### RECORDS FOR THIS EXERCISE ###
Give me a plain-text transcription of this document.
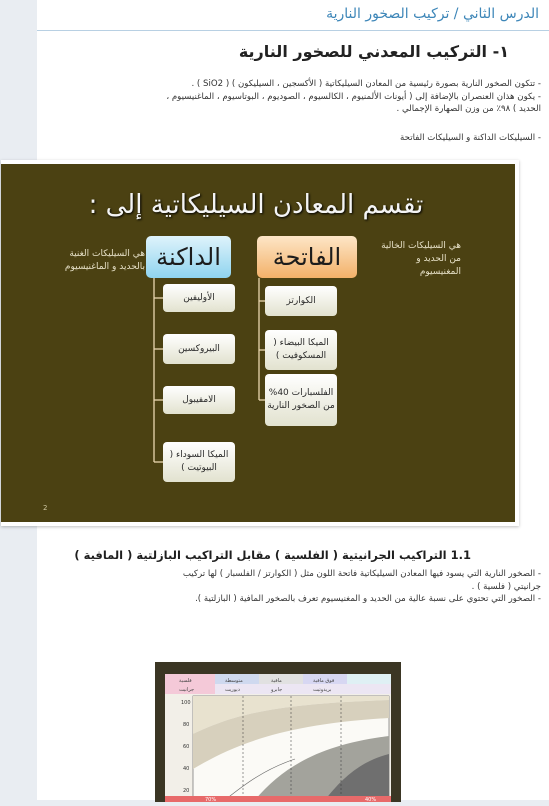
الدرس الثاني / تركيب الصخور النارية
١- التركيب المعدني للصخور النارية
- تتكون الصخور النارية بصورة رئيسية من المعادن السيليكاتية ( الأكسجين ، السيليكون ) ( SiO2 ) .
- يكون هذان العنصران بالإضافة إلى ( أيونات الألمنيوم ، الكالسيوم ، الصوديوم ، البوتاسيوم ، الماغنيسيوم ،
الحديد ) ٩٨٪ من وزن الصهارة الإجمالي .
- السيليكات الداكنة و السيليكات الفاتحة
تقسم المعادن السيليكاتية إلى :
هي السيليكات الغنية بالحديد و الماغنيسيوم
هي السيليكات الخالية من الحديد و المغنيسيوم
الداكنة	الفاتحة
الأوليفين
البيروكسين
الامفيبول
الميكا السوداء ( البيوتيت )
الكوارتز
الميكا البيضاء ( المسكوفيت )
الفلسبارات 40% من الصخور النارية
2
1.1 التراكيب الجرانيتية ( الفلسية ) مقابل التراكيب البازلتية ( المافية )
- الصخور النارية التي يسود فيها المعادن السيليكاتية فاتحة اللون مثل ( الكوارتز / الفلسبار ) لها تركيب
جرانيتي ( فلسية ) .
- الصخور التي تحتوي على نسبة عالية من الحديد و المغنيسيوم تعرف بالصخور المافية ( البازلتية ).
فلسية	متوسطة	مافية	فوق مافية
جرانيت	ديوريت	جابرو	بريدوتيت
100
80
60
40
20
70%	40%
###
**JOB:**
Reproduce each record from above exactly; pictures do not belong in the copy.

**OUTPUT FOR THIS EXERCISE:**
Give me a plain-text transcription of this document.
الدرس الثاني / تركيب الصخور النارية
١- التركيب المعدني للصخور النارية
- تتكون الصخور النارية بصورة رئيسية من المعادن السيليكاتية ( الأكسجين ، السيليكون ) ( SiO2 ) .
- يكون هذان العنصران بالإضافة إلى ( أيونات الألمنيوم ، الكالسيوم ، الصوديوم ، البوتاسيوم ، الماغنيسيوم ،
الحديد ) ٩٨٪ من وزن الصهارة الإجمالي .
- السيليكات الداكنة و السيليكات الفاتحة
تقسم المعادن السيليكاتية إلى :
هي السيليكات الغنية بالحديد و الماغنيسيوم
هي السيليكات الخالية من الحديد و المغنيسيوم
الداكنة	الفاتحة
الأوليفين
البيروكسين
الامفيبول
الميكا السوداء ( البيوتيت )
الكوارتز
الميكا البيضاء ( المسكوفيت )
الفلسبارات 40% من الصخور النارية
2
1.1 التراكيب الجرانيتية ( الفلسية ) مقابل التراكيب البازلتية ( المافية )
- الصخور النارية التي يسود فيها المعادن السيليكاتية فاتحة اللون مثل ( الكوارتز / الفلسبار ) لها تركيب
جرانيتي ( فلسية ) .
- الصخور التي تحتوي على نسبة عالية من الحديد و المغنيسيوم تعرف بالصخور المافية ( البازلتية ).
فلسية	متوسطة	مافية	فوق مافية
جرانيت	ديوريت	جابرو	بريدوتيت
100
80
60
40
20
70%	40%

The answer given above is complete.